— BEGIN Data for processing —
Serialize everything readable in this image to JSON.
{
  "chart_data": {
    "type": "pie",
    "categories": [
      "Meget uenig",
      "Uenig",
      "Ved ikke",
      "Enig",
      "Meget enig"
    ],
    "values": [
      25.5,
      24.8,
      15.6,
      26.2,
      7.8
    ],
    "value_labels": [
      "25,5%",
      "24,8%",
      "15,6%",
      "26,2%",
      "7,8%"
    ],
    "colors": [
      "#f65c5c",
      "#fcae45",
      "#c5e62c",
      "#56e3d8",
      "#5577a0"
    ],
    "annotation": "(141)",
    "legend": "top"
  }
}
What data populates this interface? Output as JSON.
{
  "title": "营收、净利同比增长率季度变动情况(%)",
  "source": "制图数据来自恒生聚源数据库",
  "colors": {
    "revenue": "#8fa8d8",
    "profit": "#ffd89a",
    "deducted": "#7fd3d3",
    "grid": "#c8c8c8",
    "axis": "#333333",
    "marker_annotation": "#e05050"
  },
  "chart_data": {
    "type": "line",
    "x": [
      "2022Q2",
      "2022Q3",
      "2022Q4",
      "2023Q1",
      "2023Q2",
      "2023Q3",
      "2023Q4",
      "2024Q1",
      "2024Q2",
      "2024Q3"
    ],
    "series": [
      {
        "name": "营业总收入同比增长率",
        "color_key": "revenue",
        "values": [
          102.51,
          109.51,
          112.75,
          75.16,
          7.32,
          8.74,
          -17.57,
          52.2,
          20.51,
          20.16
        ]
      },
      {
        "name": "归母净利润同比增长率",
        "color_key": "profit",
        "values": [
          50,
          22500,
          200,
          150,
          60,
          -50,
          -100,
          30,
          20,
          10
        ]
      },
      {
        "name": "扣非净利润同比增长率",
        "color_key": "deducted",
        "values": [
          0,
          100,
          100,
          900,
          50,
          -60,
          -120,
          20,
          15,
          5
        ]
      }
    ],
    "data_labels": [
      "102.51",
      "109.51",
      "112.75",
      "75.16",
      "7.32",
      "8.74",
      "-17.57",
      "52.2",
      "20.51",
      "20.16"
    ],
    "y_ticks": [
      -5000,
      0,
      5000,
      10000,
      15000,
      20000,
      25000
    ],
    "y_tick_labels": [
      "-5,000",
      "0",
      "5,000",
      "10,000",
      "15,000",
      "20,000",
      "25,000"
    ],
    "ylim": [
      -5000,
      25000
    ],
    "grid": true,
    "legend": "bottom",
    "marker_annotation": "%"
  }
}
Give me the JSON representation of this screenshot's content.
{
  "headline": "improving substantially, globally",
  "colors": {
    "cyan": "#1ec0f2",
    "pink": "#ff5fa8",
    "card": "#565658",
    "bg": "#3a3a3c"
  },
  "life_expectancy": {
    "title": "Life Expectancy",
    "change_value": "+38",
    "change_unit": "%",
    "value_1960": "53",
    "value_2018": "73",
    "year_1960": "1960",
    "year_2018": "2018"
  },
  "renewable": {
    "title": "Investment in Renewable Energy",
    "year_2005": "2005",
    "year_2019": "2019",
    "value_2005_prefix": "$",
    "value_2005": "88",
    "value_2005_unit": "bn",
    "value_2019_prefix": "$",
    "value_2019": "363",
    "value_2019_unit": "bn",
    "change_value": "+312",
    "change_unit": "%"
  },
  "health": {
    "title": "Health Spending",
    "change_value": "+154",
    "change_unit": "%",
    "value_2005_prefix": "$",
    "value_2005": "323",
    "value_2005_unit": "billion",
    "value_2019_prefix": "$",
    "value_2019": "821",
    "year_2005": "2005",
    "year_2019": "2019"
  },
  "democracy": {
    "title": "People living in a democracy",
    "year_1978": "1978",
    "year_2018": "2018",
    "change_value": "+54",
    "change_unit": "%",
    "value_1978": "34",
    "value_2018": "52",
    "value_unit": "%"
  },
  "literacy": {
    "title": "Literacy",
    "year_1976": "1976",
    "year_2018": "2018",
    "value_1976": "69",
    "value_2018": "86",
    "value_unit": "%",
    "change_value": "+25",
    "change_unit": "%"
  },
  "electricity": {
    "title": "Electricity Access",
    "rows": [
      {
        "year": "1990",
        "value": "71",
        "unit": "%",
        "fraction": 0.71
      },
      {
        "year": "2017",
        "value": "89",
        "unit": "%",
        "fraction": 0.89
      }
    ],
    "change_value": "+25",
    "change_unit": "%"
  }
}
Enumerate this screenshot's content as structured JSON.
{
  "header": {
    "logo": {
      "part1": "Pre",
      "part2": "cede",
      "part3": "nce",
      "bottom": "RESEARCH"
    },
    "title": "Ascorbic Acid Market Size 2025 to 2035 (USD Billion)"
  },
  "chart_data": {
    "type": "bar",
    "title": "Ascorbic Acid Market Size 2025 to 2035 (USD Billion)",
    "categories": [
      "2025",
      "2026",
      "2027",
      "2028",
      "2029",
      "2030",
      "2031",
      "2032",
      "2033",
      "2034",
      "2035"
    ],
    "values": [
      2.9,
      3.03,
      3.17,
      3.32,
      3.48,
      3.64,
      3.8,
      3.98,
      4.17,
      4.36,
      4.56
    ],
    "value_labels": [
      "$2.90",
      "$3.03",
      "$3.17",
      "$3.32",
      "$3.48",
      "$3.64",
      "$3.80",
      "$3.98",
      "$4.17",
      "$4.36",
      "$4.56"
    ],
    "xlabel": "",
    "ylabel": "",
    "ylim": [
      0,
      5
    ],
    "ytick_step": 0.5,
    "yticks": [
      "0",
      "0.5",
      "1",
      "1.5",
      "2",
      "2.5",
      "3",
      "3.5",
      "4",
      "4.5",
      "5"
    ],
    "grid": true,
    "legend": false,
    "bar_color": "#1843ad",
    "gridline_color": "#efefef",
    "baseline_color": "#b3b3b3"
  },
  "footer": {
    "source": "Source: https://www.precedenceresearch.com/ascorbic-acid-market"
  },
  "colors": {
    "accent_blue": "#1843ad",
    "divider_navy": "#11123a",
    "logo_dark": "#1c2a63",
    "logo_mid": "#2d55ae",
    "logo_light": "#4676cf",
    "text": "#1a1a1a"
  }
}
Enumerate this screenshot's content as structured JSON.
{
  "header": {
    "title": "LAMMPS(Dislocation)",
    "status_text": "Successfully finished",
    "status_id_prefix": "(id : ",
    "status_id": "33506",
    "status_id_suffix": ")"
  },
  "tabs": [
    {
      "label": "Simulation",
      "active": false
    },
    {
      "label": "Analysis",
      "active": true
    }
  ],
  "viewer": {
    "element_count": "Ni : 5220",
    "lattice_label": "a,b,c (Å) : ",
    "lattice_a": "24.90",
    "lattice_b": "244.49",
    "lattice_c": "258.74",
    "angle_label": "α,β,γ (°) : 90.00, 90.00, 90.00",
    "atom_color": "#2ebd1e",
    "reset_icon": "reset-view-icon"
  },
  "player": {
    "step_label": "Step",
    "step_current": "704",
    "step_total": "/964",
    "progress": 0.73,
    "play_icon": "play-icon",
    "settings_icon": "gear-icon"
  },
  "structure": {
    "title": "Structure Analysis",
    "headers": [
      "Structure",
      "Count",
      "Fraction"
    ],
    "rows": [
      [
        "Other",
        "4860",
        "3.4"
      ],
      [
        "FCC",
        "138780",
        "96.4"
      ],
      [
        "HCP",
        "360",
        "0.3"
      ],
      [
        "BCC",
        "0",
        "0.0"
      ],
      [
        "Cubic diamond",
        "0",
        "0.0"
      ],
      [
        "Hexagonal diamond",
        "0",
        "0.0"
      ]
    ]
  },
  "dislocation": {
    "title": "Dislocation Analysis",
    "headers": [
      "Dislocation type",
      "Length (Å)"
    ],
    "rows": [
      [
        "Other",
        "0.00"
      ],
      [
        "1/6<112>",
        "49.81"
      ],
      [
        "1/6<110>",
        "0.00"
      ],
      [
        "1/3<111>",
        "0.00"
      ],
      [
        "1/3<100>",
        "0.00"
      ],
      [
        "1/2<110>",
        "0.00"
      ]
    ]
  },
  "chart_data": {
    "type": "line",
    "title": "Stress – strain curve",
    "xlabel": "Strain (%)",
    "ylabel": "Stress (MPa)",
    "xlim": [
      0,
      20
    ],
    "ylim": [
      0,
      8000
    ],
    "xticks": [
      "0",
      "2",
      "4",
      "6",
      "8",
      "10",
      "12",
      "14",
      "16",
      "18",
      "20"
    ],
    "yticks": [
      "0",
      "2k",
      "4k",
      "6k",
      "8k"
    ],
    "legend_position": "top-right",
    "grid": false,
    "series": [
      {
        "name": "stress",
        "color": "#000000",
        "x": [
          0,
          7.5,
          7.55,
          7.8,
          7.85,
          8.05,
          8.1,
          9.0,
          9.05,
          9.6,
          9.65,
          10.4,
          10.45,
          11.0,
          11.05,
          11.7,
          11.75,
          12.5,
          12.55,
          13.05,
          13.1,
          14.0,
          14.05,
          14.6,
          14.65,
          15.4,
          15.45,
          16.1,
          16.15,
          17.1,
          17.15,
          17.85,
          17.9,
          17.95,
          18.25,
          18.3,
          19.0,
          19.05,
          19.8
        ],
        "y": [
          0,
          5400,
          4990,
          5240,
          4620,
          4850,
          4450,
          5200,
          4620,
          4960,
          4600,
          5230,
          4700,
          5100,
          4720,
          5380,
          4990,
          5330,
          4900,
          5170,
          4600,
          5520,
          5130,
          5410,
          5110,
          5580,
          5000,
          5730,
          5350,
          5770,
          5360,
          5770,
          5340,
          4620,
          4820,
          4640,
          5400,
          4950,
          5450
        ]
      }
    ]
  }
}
— END Data for processing —
State the count of lines holding the string "Analysis" in the listing above, and nothing else.

3